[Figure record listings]
____

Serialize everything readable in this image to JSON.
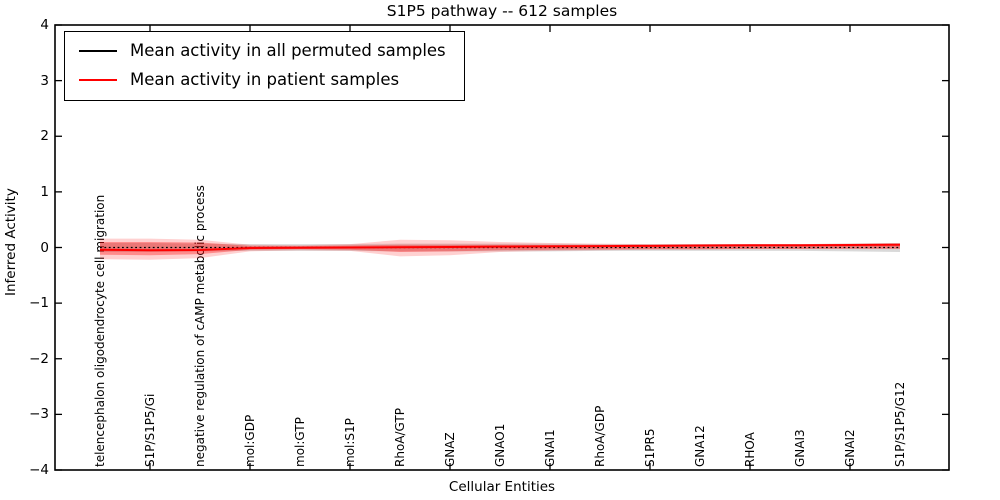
{
  "chart_data": {
    "type": "line",
    "title": "S1P5 pathway -- 612 samples",
    "xlabel": "Cellular Entities",
    "ylabel": "Inferred Activity",
    "ylim": [
      -4,
      4
    ],
    "grid": false,
    "yticks": [
      {
        "label": "4",
        "value": 4
      },
      {
        "label": "3",
        "value": 3
      },
      {
        "label": "2",
        "value": 2
      },
      {
        "label": "1",
        "value": 1
      },
      {
        "label": "0",
        "value": 0
      },
      {
        "label": "−1",
        "value": -1
      },
      {
        "label": "−2",
        "value": -2
      },
      {
        "label": "−3",
        "value": -3
      },
      {
        "label": "−4",
        "value": -4
      }
    ],
    "categories": [
      "telencephalon oligodendrocyte cell migration",
      "S1P/S1P5/Gi",
      "negative regulation of cAMP metabolic process",
      "mol:GDP",
      "mol:GTP",
      "mol:S1P",
      "RhoA/GTP",
      "GNAZ",
      "GNAO1",
      "GNAI1",
      "RhoA/GDP",
      "S1PR5",
      "GNA12",
      "RHOA",
      "GNAI3",
      "GNAI2",
      "S1P/S1P5/G12"
    ],
    "legend": {
      "position": "upper-left",
      "entries": [
        {
          "label": "Mean activity in all permuted samples",
          "color": "#000000"
        },
        {
          "label": "Mean activity in patient samples",
          "color": "#ff0000"
        }
      ]
    },
    "series": [
      {
        "name": "Mean activity in all permuted samples",
        "color": "#000000",
        "line_style": "dotted",
        "values": [
          0,
          0,
          0,
          0,
          0,
          0,
          0,
          0,
          0,
          0,
          0,
          0,
          0,
          0,
          0,
          0,
          0
        ]
      },
      {
        "name": "Mean activity in patient samples",
        "color": "#ff0000",
        "line_style": "solid",
        "values": [
          -0.04,
          -0.05,
          -0.045,
          -0.01,
          -0.005,
          0,
          0.005,
          0.01,
          0.015,
          0.02,
          0.025,
          0.03,
          0.035,
          0.04,
          0.04,
          0.045,
          0.05
        ]
      }
    ],
    "bands": [
      {
        "name": "permuted-samples-std-band",
        "color": "#808080",
        "opacity": 0.3,
        "upper": [
          0.08,
          0.08,
          0.07,
          0.06,
          0.06,
          0.06,
          0.07,
          0.07,
          0.07,
          0.07,
          0.06,
          0.06,
          0.06,
          0.06,
          0.06,
          0.07,
          0.08
        ],
        "lower": [
          -0.08,
          -0.08,
          -0.07,
          -0.06,
          -0.06,
          -0.06,
          -0.07,
          -0.07,
          -0.07,
          -0.07,
          -0.06,
          -0.06,
          -0.06,
          -0.06,
          -0.06,
          -0.07,
          -0.08
        ]
      },
      {
        "name": "patient-samples-std-band-outer",
        "color": "#ff0000",
        "opacity": 0.18,
        "upper": [
          0.16,
          0.16,
          0.14,
          0.05,
          0.04,
          0.06,
          0.14,
          0.13,
          0.1,
          0.08,
          0.07,
          0.06,
          0.06,
          0.06,
          0.06,
          0.07,
          0.08
        ],
        "lower": [
          -0.21,
          -0.22,
          -0.19,
          -0.07,
          -0.05,
          -0.06,
          -0.16,
          -0.14,
          -0.08,
          -0.06,
          -0.05,
          -0.04,
          -0.04,
          -0.03,
          -0.03,
          -0.03,
          -0.03
        ]
      },
      {
        "name": "patient-samples-std-band-inner",
        "color": "#ff0000",
        "opacity": 0.33,
        "upper": [
          0.1,
          0.1,
          0.09,
          0.03,
          0.025,
          0.035,
          0.05,
          0.05,
          0.05,
          0.045,
          0.04,
          0.04,
          0.04,
          0.04,
          0.045,
          0.05,
          0.06
        ],
        "lower": [
          -0.13,
          -0.14,
          -0.12,
          -0.04,
          -0.03,
          -0.04,
          -0.08,
          -0.07,
          -0.05,
          -0.04,
          -0.035,
          -0.03,
          -0.03,
          -0.025,
          -0.025,
          -0.02,
          -0.02
        ]
      }
    ]
  }
}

____

[Aim]: Select every line in the records above that contains the word "name".

[Reply]:
        "name": "Mean activity in all permuted samples",
        "name": "Mean activity in patient samples",
        "name": "permuted-samples-std-band",
        "name": "patient-samples-std-band-outer",
        "name": "patient-samples-std-band-inner",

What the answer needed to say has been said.